WHAT YOU WILL DO: Check every line of the records below for the string "structured", then report only how many lines have it.

*** Opening of STUDY MATERIAL ***

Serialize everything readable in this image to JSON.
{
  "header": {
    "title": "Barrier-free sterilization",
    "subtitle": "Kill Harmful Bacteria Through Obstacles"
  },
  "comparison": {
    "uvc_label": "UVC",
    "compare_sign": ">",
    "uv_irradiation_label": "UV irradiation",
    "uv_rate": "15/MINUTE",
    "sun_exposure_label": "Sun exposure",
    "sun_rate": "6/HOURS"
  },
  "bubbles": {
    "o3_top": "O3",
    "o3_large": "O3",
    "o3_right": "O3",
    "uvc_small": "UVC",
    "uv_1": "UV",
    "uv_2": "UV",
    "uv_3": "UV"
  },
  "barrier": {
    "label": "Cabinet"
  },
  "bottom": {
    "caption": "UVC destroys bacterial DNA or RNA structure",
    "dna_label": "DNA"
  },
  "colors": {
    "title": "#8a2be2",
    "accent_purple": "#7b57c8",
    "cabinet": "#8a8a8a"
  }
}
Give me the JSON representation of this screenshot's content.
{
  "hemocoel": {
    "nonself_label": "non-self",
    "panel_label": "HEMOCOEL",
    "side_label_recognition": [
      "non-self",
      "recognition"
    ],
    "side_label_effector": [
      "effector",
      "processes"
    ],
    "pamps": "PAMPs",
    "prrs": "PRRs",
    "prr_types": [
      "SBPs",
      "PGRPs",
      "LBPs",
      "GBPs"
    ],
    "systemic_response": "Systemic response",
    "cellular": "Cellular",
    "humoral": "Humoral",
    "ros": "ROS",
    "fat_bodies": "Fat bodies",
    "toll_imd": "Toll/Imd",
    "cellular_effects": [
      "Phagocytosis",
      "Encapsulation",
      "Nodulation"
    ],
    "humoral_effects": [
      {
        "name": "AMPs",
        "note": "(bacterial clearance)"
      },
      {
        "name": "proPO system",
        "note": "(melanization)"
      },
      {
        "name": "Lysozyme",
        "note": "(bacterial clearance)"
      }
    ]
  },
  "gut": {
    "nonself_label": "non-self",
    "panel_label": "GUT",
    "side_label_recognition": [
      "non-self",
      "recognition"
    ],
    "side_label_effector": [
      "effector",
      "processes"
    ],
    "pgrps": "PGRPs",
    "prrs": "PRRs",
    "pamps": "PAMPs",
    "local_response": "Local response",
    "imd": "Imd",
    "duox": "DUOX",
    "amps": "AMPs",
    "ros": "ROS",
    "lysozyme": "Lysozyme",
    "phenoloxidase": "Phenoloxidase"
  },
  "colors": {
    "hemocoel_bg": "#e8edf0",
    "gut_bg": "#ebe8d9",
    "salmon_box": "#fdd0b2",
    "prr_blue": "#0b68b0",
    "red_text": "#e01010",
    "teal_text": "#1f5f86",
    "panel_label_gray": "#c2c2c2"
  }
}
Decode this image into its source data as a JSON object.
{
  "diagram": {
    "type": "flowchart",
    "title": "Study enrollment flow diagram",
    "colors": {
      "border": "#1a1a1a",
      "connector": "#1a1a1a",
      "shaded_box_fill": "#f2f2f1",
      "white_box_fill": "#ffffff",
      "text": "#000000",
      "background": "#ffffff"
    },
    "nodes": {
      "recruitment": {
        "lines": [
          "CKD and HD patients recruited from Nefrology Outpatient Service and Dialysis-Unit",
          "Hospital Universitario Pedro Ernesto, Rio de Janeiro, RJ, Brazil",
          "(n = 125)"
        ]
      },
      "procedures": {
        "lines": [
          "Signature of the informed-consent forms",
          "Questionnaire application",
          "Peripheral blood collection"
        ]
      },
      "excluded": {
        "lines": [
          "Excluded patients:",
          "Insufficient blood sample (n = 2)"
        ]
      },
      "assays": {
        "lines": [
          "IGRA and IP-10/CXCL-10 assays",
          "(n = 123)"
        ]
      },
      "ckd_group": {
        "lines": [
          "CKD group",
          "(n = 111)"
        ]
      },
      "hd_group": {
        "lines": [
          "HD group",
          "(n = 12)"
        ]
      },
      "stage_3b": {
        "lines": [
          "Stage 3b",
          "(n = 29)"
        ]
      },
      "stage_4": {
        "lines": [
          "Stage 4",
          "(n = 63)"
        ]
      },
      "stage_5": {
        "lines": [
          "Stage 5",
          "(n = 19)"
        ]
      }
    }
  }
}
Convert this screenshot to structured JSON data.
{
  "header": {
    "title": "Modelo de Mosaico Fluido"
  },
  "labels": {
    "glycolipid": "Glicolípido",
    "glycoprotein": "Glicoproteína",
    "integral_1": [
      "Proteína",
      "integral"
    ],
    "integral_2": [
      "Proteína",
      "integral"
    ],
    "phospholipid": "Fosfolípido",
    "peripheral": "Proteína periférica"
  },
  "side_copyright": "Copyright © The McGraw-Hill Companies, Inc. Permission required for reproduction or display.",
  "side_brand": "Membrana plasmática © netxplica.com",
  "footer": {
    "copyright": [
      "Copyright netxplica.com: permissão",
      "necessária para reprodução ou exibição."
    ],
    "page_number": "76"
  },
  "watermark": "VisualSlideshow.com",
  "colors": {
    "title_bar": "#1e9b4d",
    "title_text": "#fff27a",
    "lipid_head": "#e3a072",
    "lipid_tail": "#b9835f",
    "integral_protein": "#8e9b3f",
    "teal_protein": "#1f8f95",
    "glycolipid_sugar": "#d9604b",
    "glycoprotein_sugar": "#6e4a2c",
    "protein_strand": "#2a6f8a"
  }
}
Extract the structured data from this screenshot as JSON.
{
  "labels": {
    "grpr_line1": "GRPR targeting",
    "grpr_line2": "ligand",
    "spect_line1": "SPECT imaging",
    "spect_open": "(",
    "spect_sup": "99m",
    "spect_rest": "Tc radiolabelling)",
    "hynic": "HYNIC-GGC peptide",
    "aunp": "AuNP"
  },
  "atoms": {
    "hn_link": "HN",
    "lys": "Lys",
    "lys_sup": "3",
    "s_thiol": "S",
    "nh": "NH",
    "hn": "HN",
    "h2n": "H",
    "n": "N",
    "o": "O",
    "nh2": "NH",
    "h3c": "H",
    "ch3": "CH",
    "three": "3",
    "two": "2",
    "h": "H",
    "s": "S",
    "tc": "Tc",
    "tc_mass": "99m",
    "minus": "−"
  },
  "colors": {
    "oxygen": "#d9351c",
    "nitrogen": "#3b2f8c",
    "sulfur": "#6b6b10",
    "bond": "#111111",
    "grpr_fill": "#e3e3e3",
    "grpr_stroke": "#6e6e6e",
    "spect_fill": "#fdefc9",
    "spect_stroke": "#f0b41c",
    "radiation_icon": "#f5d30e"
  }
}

*** Close of STUDY MATERIAL ***

RESPONSE TO THE EXERCISE: 2